Direction =
Rewrite the records from the line with "year-label: 94 — [327, 360, 343, 374]" to the line with "red-point — [411, 176, 417, 182]", replacing "scatter-point" with "plot-point" and changing nothing else.
==========
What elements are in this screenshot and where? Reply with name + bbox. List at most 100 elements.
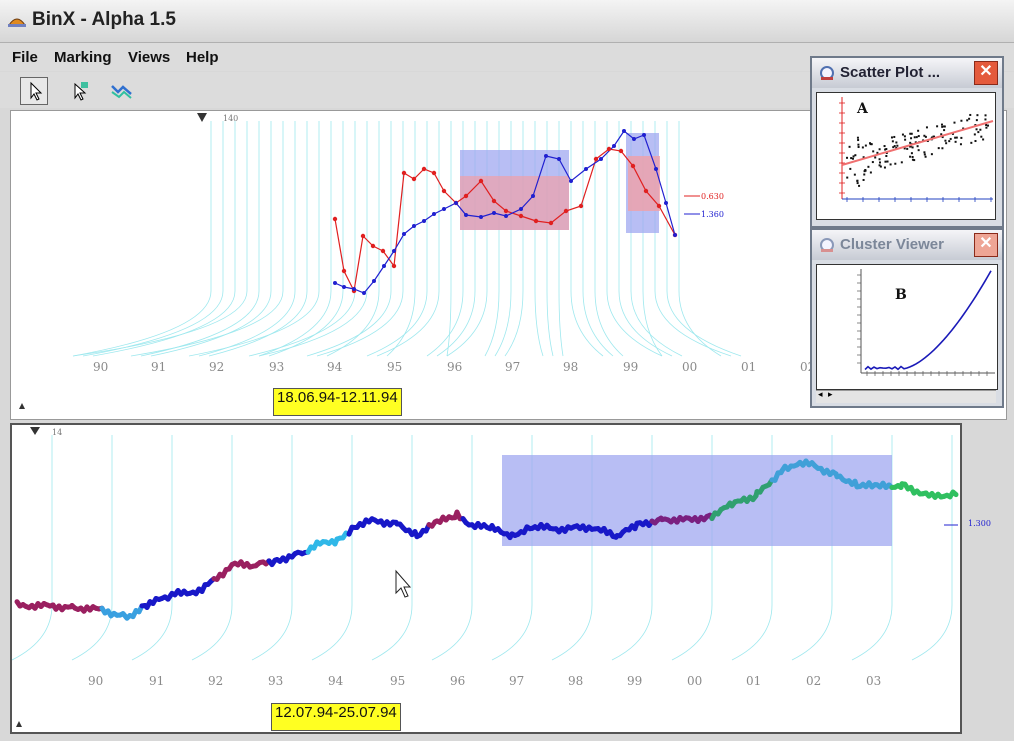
year-label: 94 — [327, 360, 343, 374]
blue-point — [622, 129, 626, 133]
menu-file[interactable]: File — [12, 49, 38, 66]
scatter-point — [917, 129, 920, 132]
scale-marker-triangle-icon[interactable] — [30, 427, 40, 435]
year-label: 00 — [687, 674, 702, 688]
timeline-tool-button[interactable] — [108, 77, 136, 105]
scatter-point — [941, 147, 944, 150]
scatter-point — [936, 125, 939, 128]
scatter-point — [901, 133, 904, 136]
cluster-viewer-window[interactable]: Cluster Viewer ✕ B ◂ ▸ — [810, 228, 1004, 408]
scatter-point — [894, 162, 897, 165]
scatter-point — [943, 129, 946, 132]
year-label: 93 — [269, 360, 284, 374]
panel-corner-marker-icon[interactable] — [16, 721, 22, 727]
aggregated-timeline-chart[interactable]: 0.630 1.360 140 90 91 92 93 94 95 96 97 98 99 00 01… — [11, 111, 1006, 419]
app-icon — [8, 18, 26, 27]
title-bar: BinX - Alpha 1.5 — [0, 0, 1014, 43]
menu-help[interactable]: Help — [186, 49, 219, 66]
red-point — [411, 176, 417, 182]
scatter-point — [876, 151, 879, 154]
red-point — [341, 268, 347, 274]
year-label: 96 — [447, 360, 462, 374]
scatter-point — [968, 117, 971, 120]
scatter-point — [940, 133, 943, 136]
scatter-point — [976, 114, 979, 117]
blue-point — [464, 213, 468, 217]
scroll-right-icon[interactable]: ▸ — [828, 389, 833, 399]
scatter-point — [915, 136, 918, 139]
detail-timeline-panel[interactable]: 14 90 91 92 93 94 95 96 97 98 99 00 01 02 03 — [10, 423, 962, 734]
blue-point — [402, 232, 406, 236]
year-label: 95 — [390, 674, 405, 688]
scatter-point — [916, 145, 919, 148]
close-icon[interactable]: ✕ — [974, 61, 998, 85]
scatter-plot-chart[interactable]: A — [817, 93, 995, 219]
blue-point — [544, 154, 548, 158]
select-tool-button[interactable] — [20, 77, 48, 105]
red-point — [478, 178, 484, 184]
red-point — [618, 148, 624, 154]
cluster-chart[interactable]: B — [817, 265, 997, 389]
scatter-point — [872, 150, 875, 153]
scatter-point — [960, 119, 963, 122]
scatter-point — [949, 137, 952, 140]
scale-marker-triangle-icon[interactable] — [197, 113, 207, 122]
blue-point — [412, 224, 416, 228]
menu-marking[interactable]: Marking — [54, 49, 112, 66]
scatter-point — [948, 140, 951, 143]
year-label: 98 — [563, 360, 578, 374]
scatter-point — [909, 155, 912, 158]
scatter-point — [931, 136, 934, 139]
red-point — [401, 170, 407, 176]
year-label: 98 — [568, 674, 583, 688]
cluster-plot-area[interactable]: B — [816, 264, 998, 390]
year-label: 92 — [208, 674, 223, 688]
red-point — [421, 166, 427, 172]
scatter-point — [891, 140, 894, 143]
scatter-point — [977, 131, 980, 134]
scatter-point — [874, 156, 877, 159]
panel-corner-marker-icon[interactable] — [19, 403, 25, 409]
scatter-plot-window[interactable]: Scatter Plot ... ✕ A — [810, 56, 1004, 228]
scatter-point — [858, 184, 861, 187]
scatter-point — [941, 125, 944, 128]
year-label: 02 — [806, 674, 821, 688]
scatter-point — [871, 161, 874, 164]
year-label: 01 — [741, 360, 756, 374]
menu-views[interactable]: Views — [128, 49, 171, 66]
year-label: 03 — [866, 674, 881, 688]
scroll-left-icon[interactable]: ◂ — [818, 389, 823, 399]
year-label: 99 — [627, 674, 642, 688]
scatter-window-titlebar[interactable]: Scatter Plot ... ✕ — [812, 58, 1002, 88]
blue-point — [654, 167, 658, 171]
scatter-point — [960, 136, 963, 139]
scatter-point — [913, 159, 916, 162]
year-label: 99 — [623, 360, 638, 374]
blue-point — [342, 285, 346, 289]
year-label: 01 — [746, 674, 761, 688]
marking-tool-button[interactable] — [66, 77, 94, 105]
red-point — [578, 203, 584, 209]
horizontal-scrollbar[interactable]: ◂ ▸ — [816, 389, 996, 403]
blue-point — [372, 279, 376, 283]
scatter-point — [975, 128, 978, 131]
scatter-plot-area[interactable]: A — [816, 92, 996, 220]
year-label: 90 — [88, 674, 103, 688]
scatter-point — [895, 147, 898, 150]
scatter-point — [850, 157, 853, 160]
red-point — [643, 188, 649, 194]
cluster-window-titlebar[interactable]: Cluster Viewer ✕ — [812, 230, 1002, 260]
scatter-point — [878, 161, 881, 164]
scatter-point — [900, 161, 903, 164]
scatter-point — [911, 146, 914, 149]
close-icon[interactable]: ✕ — [974, 233, 998, 257]
blue-point — [584, 167, 588, 171]
scatter-point — [966, 119, 969, 122]
detail-timeline-chart[interactable]: 14 90 91 92 93 94 95 96 97 98 99 00 01 02 03 — [11, 425, 960, 732]
scatter-point — [924, 155, 927, 158]
blue-point — [599, 157, 603, 161]
year-label: 97 — [505, 360, 520, 374]
red-point — [548, 220, 554, 226]
scatter-point — [959, 143, 962, 146]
==========
Output below =
year-label: 94 — [327, 360, 343, 374]
blue-point — [622, 129, 626, 133]
menu-file[interactable]: File — [12, 49, 38, 66]
plot-point — [917, 129, 920, 132]
scale-marker-triangle-icon[interactable] — [30, 427, 40, 435]
year-label: 00 — [687, 674, 702, 688]
timeline-tool-button[interactable] — [108, 77, 136, 105]
plot-point — [941, 147, 944, 150]
plot-point — [936, 125, 939, 128]
plot-point — [901, 133, 904, 136]
cluster-viewer-window[interactable]: Cluster Viewer ✕ B ◂ ▸ — [810, 228, 1004, 408]
plot-point — [894, 162, 897, 165]
plot-point — [943, 129, 946, 132]
year-label: 93 — [269, 360, 284, 374]
panel-corner-marker-icon[interactable] — [16, 721, 22, 727]
aggregated-timeline-chart[interactable]: 0.630 1.360 140 90 91 92 93 94 95 96 97 98 99 00 01… — [11, 111, 1006, 419]
app-icon — [8, 18, 26, 27]
title-bar: BinX - Alpha 1.5 — [0, 0, 1014, 43]
menu-help[interactable]: Help — [186, 49, 219, 66]
red-point — [411, 176, 417, 182]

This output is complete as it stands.